--- Task prompt ---
Say how many lines in the records include the string "faces", adding no other words.

(Excerpt from a dataset)
════
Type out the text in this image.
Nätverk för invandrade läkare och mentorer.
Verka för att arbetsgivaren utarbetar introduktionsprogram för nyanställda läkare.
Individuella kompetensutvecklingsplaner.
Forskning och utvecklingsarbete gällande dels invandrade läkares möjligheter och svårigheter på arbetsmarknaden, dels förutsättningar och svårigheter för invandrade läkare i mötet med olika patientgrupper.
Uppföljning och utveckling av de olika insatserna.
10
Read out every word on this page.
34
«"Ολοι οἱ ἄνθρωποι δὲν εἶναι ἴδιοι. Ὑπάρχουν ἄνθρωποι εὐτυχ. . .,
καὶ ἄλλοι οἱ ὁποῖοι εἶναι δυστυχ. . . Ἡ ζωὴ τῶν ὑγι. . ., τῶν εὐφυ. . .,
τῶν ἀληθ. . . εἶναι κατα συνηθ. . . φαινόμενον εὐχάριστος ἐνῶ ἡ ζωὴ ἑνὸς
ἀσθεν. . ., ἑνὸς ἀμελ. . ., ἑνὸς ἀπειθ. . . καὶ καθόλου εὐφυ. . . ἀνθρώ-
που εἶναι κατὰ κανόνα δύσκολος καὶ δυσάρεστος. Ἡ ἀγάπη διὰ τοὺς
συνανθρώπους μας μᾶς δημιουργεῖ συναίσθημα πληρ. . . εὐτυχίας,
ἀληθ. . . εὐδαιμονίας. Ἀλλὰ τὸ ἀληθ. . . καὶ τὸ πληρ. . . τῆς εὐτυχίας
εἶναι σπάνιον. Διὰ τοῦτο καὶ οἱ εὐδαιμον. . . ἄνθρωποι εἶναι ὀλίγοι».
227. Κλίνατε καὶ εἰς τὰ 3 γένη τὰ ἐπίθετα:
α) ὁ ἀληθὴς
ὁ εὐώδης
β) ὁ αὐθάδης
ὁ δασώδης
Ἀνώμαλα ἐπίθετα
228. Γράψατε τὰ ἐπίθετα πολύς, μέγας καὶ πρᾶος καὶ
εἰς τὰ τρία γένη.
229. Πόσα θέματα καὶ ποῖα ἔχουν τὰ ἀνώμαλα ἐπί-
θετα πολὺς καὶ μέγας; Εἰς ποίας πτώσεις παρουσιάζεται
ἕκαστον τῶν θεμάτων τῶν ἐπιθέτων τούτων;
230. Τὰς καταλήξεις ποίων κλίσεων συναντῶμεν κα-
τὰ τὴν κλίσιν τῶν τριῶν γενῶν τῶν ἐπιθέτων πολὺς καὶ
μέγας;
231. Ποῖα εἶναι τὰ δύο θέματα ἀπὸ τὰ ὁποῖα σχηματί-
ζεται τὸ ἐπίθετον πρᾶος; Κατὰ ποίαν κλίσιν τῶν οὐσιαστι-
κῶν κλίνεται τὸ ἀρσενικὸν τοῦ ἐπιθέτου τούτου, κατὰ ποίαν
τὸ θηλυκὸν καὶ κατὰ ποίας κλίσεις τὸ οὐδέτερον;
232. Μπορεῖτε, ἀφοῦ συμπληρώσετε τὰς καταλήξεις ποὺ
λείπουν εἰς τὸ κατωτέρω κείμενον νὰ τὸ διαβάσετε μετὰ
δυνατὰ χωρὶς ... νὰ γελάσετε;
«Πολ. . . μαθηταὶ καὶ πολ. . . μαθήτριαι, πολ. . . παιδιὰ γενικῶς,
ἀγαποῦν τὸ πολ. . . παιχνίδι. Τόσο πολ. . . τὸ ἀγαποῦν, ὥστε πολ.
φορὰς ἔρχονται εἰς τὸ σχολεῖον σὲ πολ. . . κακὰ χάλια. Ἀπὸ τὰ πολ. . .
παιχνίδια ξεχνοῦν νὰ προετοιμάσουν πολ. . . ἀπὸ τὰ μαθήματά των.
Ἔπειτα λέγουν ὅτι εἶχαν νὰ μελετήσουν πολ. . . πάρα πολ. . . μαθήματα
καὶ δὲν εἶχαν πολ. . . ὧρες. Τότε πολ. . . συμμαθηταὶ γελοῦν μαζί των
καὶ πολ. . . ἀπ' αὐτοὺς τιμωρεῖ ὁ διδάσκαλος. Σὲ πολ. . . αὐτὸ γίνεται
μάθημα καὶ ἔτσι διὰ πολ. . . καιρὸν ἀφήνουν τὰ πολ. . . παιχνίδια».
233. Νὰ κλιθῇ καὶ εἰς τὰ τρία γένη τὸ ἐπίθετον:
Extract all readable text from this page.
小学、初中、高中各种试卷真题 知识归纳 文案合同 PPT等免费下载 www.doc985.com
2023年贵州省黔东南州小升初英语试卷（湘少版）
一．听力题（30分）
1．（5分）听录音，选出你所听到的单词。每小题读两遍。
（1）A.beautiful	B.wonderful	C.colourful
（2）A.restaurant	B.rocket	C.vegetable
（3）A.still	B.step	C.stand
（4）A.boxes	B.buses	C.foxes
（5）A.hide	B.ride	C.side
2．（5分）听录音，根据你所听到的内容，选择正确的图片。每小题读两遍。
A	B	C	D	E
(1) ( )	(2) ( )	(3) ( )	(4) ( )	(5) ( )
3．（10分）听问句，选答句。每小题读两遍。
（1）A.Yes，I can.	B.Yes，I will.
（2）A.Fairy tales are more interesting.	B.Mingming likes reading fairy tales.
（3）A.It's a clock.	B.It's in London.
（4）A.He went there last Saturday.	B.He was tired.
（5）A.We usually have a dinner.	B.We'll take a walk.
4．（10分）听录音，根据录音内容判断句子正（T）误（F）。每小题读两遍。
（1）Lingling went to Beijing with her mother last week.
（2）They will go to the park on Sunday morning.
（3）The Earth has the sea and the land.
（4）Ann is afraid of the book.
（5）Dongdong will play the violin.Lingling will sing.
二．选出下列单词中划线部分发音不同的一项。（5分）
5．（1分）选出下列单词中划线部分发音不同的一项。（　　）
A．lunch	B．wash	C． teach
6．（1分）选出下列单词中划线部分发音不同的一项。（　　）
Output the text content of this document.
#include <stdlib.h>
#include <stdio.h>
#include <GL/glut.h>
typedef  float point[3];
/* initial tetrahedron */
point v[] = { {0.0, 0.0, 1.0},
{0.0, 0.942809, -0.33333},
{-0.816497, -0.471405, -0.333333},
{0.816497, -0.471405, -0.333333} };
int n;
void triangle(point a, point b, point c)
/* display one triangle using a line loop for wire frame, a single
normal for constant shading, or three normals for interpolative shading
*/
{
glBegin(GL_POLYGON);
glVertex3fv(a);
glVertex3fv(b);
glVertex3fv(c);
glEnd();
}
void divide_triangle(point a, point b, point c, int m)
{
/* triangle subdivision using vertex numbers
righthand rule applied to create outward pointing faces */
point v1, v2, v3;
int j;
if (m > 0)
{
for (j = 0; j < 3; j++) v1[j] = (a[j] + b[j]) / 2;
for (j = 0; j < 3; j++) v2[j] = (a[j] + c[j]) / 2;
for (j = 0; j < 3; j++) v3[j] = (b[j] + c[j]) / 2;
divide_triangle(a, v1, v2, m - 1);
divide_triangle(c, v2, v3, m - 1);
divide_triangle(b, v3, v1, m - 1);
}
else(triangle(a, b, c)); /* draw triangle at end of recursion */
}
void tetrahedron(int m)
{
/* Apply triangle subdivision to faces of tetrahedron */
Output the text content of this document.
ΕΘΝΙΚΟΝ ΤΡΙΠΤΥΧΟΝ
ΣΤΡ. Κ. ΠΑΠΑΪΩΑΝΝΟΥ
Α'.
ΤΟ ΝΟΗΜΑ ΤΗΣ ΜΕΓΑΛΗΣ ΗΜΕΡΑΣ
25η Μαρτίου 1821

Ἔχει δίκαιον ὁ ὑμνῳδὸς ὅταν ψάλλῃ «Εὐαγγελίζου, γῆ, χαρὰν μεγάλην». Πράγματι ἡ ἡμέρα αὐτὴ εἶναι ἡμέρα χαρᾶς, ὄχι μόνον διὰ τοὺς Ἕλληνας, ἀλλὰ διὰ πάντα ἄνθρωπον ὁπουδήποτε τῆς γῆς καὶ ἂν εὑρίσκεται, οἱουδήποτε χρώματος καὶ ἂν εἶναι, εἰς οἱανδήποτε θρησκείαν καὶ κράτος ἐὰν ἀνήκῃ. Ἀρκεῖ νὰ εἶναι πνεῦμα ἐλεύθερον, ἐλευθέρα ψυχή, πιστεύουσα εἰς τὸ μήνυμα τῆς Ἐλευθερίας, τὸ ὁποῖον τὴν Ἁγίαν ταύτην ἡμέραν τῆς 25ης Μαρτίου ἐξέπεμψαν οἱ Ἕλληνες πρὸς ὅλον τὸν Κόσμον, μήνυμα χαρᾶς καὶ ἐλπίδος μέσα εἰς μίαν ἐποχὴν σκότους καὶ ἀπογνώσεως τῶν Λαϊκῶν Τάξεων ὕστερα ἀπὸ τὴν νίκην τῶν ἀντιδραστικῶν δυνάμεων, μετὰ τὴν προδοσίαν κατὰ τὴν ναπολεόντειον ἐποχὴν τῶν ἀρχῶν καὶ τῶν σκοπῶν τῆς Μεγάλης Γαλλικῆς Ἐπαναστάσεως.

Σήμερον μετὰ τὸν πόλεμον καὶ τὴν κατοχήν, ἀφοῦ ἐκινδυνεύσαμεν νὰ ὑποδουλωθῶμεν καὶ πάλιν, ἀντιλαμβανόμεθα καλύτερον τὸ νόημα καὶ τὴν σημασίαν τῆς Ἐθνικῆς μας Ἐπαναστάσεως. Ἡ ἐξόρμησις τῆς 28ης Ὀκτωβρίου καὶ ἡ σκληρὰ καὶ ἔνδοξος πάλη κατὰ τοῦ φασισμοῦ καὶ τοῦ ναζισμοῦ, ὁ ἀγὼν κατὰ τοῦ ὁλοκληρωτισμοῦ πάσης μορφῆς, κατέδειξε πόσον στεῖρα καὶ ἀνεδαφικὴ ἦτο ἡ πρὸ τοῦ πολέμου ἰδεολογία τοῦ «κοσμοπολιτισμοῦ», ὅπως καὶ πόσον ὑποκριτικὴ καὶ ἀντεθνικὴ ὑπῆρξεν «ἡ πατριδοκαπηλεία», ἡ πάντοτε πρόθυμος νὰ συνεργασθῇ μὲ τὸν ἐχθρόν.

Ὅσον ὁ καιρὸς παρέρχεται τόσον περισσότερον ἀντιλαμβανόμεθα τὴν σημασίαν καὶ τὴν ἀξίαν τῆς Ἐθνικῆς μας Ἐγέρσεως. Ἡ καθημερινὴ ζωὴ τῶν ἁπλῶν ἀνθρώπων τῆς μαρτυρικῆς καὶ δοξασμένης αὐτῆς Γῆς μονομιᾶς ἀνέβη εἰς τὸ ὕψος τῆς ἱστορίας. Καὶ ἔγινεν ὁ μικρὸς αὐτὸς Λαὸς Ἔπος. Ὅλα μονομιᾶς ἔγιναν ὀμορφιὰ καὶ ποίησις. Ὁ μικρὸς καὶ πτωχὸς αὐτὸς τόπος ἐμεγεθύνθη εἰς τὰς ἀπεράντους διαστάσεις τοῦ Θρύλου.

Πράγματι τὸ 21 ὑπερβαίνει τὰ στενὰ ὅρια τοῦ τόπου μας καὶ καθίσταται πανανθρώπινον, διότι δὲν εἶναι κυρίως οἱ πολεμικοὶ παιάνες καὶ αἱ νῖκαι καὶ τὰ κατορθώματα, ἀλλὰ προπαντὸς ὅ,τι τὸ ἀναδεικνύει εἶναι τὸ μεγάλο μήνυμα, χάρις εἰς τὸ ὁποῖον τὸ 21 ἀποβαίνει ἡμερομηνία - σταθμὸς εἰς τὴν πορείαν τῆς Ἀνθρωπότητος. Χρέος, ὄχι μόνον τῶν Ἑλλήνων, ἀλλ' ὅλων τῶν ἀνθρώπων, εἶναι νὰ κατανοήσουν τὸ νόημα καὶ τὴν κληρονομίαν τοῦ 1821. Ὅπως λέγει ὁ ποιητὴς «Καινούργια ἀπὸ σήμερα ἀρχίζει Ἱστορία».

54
════
--- Task answer ---
2